Write out, unchanged, everything in the listing from the line containing "Enumerate the UI" down to the line containing "step-additional-info[interactable]: 3 Informations", including both of those lines.

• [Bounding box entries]
+ + + + +

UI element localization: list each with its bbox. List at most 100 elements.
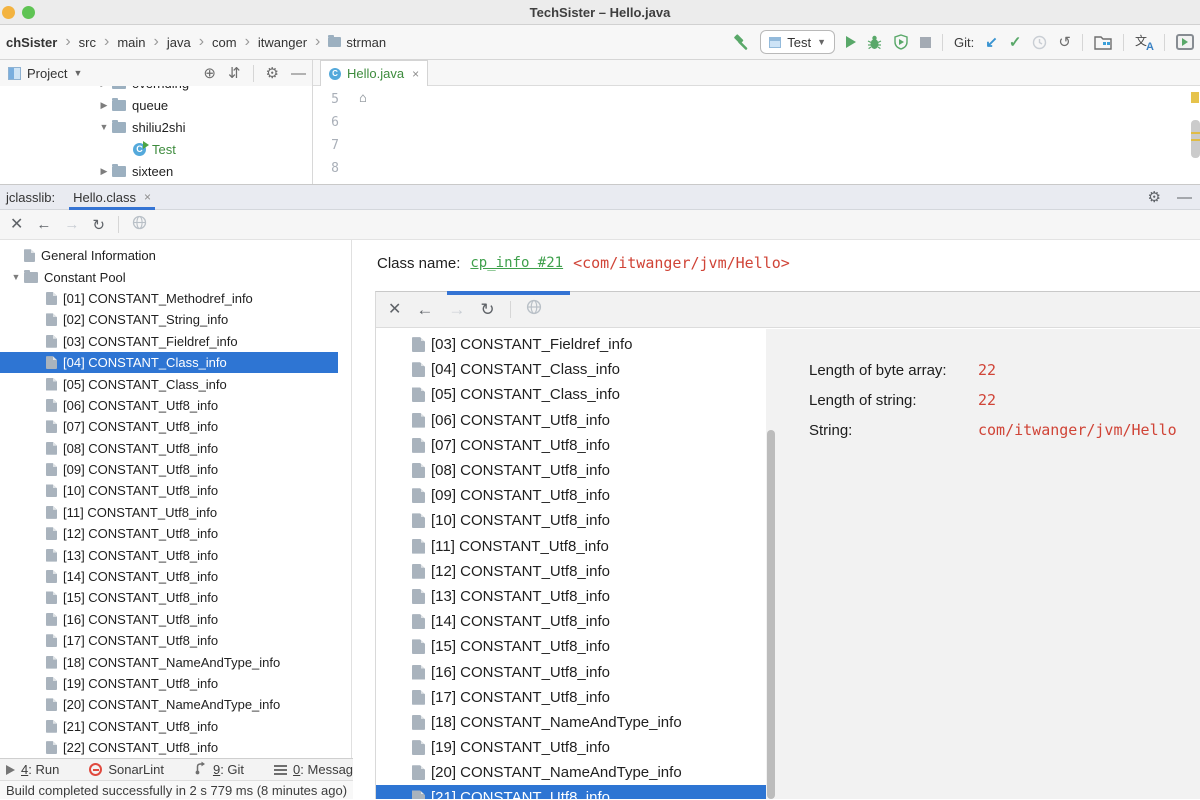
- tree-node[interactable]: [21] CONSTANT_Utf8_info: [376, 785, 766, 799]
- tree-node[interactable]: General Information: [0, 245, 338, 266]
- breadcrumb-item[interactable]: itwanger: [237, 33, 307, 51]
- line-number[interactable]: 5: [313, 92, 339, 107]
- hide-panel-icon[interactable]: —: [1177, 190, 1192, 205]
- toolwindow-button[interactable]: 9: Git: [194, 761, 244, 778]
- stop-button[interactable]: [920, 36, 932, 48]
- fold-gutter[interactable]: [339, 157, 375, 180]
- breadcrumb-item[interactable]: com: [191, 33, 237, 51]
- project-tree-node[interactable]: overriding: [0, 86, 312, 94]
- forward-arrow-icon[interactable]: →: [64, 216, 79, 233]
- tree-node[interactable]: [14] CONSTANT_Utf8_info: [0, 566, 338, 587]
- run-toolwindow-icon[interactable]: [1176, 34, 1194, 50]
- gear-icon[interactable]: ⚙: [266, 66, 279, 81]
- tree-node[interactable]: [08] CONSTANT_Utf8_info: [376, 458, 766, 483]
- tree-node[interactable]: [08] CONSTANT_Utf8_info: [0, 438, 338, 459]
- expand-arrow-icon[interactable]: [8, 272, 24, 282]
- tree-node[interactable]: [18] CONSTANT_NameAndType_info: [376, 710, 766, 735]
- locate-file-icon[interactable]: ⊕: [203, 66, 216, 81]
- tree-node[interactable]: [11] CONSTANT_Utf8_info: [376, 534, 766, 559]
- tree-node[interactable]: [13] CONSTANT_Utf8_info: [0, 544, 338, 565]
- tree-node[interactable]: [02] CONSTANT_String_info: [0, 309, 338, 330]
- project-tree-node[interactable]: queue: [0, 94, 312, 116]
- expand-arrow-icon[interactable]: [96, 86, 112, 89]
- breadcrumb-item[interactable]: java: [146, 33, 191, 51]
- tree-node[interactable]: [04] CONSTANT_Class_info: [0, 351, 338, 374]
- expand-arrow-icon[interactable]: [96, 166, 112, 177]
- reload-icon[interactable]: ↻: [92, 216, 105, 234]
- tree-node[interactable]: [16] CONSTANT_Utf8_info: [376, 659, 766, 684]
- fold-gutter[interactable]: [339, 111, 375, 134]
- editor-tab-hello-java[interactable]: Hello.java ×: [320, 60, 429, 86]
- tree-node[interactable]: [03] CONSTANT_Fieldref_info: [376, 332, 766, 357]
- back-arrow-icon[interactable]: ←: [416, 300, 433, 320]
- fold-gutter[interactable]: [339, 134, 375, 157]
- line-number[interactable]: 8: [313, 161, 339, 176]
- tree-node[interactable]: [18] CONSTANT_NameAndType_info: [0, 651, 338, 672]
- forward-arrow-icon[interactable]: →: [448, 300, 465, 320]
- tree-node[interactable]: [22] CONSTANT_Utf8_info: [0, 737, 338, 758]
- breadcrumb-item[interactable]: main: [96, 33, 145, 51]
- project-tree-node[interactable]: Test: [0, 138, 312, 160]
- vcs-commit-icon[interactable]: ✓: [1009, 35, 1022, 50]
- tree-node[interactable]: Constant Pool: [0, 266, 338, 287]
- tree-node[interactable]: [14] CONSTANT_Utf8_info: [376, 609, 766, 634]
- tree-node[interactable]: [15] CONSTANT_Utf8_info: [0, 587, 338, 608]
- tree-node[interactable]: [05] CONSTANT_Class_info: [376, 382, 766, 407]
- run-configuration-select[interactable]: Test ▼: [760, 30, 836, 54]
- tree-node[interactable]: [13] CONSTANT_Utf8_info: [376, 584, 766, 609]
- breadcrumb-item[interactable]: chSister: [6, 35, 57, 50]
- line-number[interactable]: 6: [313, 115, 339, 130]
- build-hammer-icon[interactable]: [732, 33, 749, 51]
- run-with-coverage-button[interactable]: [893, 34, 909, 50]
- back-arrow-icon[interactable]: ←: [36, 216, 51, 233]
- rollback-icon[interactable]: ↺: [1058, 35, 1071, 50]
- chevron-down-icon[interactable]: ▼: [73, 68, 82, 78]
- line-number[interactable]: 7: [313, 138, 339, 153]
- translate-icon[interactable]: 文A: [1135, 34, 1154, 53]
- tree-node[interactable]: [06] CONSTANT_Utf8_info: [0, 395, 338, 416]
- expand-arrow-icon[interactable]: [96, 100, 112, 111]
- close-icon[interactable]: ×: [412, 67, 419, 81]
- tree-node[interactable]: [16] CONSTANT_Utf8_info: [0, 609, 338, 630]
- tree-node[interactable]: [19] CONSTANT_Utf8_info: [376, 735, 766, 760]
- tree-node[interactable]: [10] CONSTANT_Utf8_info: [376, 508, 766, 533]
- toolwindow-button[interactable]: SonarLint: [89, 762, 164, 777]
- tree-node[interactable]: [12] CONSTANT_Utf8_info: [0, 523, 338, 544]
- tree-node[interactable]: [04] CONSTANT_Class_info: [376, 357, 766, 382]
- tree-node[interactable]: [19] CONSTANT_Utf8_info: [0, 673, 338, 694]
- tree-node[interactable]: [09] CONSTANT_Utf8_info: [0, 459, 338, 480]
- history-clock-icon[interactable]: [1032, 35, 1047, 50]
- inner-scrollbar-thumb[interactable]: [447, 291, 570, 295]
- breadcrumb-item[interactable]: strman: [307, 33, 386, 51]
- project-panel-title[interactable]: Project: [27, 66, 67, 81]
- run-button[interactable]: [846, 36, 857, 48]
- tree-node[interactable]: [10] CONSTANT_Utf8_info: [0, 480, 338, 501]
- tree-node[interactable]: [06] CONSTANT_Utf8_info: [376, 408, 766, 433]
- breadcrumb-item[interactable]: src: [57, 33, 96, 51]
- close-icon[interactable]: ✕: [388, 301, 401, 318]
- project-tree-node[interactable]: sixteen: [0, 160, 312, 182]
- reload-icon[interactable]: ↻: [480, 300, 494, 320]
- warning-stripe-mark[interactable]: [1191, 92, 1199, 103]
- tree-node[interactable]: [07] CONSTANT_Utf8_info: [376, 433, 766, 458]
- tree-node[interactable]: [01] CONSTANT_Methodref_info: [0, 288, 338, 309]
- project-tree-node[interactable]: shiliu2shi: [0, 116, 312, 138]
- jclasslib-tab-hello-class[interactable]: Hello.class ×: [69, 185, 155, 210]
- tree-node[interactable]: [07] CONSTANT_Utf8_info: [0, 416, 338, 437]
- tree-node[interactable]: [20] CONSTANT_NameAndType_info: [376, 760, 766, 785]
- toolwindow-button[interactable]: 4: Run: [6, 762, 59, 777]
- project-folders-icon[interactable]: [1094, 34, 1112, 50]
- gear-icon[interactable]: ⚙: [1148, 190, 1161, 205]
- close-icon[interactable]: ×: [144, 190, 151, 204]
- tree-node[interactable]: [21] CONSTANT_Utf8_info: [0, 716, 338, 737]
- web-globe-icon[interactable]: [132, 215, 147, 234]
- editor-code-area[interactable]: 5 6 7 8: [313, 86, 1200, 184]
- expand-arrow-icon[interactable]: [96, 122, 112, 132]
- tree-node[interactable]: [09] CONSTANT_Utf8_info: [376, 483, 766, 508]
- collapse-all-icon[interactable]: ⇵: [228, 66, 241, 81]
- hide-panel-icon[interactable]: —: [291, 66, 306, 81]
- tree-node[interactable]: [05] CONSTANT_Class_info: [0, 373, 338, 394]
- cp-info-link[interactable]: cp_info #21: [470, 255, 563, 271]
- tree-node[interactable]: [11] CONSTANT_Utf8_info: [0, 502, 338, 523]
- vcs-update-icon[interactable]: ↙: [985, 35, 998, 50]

+ + + + +

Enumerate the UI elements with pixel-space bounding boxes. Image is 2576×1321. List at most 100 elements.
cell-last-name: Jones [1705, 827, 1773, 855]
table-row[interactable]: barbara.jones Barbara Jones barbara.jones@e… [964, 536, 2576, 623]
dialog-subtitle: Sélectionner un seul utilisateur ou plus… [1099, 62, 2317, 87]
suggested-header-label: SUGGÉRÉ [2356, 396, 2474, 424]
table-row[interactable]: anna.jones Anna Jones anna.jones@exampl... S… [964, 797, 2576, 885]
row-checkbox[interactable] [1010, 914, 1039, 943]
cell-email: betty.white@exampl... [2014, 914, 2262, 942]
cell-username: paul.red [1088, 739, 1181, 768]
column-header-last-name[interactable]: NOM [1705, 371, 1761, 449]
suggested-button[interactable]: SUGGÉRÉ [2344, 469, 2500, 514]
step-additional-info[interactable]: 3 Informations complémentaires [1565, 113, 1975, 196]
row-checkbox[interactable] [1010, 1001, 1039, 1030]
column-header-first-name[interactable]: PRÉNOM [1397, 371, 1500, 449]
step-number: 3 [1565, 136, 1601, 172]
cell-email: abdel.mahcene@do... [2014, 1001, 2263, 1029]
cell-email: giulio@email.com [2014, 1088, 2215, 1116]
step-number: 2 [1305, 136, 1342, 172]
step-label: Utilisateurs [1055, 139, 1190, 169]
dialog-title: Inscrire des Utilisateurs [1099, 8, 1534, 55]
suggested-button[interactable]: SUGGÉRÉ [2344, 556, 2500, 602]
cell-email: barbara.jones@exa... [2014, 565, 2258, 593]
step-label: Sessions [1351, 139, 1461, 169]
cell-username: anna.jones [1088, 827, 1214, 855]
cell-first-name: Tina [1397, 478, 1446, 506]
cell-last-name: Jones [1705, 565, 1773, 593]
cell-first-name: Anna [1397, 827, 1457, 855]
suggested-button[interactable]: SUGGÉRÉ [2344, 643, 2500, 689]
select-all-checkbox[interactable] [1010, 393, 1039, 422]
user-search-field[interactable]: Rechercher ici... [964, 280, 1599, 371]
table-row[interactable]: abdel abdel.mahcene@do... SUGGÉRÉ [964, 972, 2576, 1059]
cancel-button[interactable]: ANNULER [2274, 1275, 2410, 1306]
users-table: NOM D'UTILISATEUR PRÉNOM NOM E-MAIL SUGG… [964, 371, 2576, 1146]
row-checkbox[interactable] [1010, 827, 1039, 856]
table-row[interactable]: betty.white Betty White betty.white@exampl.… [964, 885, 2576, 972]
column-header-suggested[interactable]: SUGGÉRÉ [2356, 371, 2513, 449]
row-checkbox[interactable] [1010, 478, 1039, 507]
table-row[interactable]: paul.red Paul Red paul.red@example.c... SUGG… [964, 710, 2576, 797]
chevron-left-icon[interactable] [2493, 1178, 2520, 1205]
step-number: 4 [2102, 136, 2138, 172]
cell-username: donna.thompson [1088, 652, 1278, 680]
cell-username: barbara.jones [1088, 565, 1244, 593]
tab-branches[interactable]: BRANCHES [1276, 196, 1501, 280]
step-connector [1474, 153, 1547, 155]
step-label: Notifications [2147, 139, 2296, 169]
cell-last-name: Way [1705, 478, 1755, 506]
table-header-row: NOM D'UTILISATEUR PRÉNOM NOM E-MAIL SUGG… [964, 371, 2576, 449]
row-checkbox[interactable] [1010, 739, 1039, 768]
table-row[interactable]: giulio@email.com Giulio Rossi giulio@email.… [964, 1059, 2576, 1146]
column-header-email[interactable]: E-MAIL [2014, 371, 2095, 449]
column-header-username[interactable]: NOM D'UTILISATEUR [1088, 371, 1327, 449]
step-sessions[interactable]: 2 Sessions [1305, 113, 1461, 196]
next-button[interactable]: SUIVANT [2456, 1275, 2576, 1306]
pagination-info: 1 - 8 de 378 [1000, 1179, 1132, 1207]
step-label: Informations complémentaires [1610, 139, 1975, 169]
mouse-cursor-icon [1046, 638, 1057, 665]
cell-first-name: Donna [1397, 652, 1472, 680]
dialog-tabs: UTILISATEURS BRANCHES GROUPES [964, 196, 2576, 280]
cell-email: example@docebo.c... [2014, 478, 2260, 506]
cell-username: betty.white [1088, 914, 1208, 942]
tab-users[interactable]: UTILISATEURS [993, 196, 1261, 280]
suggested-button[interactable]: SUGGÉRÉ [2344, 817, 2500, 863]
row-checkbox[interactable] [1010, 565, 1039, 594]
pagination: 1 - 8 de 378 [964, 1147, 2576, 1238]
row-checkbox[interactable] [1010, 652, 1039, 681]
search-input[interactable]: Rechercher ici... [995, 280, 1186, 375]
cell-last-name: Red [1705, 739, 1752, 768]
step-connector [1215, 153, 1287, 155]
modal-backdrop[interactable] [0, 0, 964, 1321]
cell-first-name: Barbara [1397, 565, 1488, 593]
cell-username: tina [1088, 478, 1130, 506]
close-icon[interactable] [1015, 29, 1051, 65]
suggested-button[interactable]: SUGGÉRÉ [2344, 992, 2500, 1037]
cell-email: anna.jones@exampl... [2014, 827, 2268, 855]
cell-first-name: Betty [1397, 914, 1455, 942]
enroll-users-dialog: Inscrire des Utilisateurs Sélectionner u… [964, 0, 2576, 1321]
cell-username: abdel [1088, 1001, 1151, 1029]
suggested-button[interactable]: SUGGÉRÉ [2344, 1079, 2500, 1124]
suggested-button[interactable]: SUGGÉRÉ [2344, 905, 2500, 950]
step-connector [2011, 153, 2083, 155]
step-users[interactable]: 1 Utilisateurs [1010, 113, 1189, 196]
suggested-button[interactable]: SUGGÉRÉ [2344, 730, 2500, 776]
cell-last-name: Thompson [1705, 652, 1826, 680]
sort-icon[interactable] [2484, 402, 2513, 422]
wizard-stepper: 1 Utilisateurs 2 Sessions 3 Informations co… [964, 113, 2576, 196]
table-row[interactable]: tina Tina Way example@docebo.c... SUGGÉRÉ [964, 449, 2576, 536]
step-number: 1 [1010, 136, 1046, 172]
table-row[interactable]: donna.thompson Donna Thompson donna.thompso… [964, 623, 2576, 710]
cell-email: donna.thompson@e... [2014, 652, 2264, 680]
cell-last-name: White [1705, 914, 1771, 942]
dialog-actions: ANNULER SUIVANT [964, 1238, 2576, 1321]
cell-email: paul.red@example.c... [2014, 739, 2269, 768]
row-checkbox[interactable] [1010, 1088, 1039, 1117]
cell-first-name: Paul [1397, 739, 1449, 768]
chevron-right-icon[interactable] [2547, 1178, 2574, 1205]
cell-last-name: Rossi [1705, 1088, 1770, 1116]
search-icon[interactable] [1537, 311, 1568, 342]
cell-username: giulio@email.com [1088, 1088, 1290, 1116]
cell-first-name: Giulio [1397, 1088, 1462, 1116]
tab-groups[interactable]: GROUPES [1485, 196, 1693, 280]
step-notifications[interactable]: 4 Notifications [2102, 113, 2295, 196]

+ + + + +

• [EXPECTED ANSWER]
Enumerate the UI elements with pixel-space bounding boxes. Image is 2576×1321. List at most 100 elements.
cell-last-name: Jones [1705, 827, 1773, 855]
table-row[interactable]: barbara.jones Barbara Jones barbara.jones@e… [964, 536, 2576, 623]
dialog-subtitle: Sélectionner un seul utilisateur ou plus… [1099, 62, 2317, 87]
suggested-header-label: SUGGÉRÉ [2356, 396, 2474, 424]
table-row[interactable]: anna.jones Anna Jones anna.jones@exampl... S… [964, 797, 2576, 885]
row-checkbox[interactable] [1010, 914, 1039, 943]
cell-email: betty.white@exampl... [2014, 914, 2262, 942]
cell-username: paul.red [1088, 739, 1181, 768]
column-header-last-name[interactable]: NOM [1705, 371, 1761, 449]
suggested-button[interactable]: SUGGÉRÉ [2344, 469, 2500, 514]
step-additional-info[interactable]: 3 Informations complémentaires [1565, 113, 1975, 196]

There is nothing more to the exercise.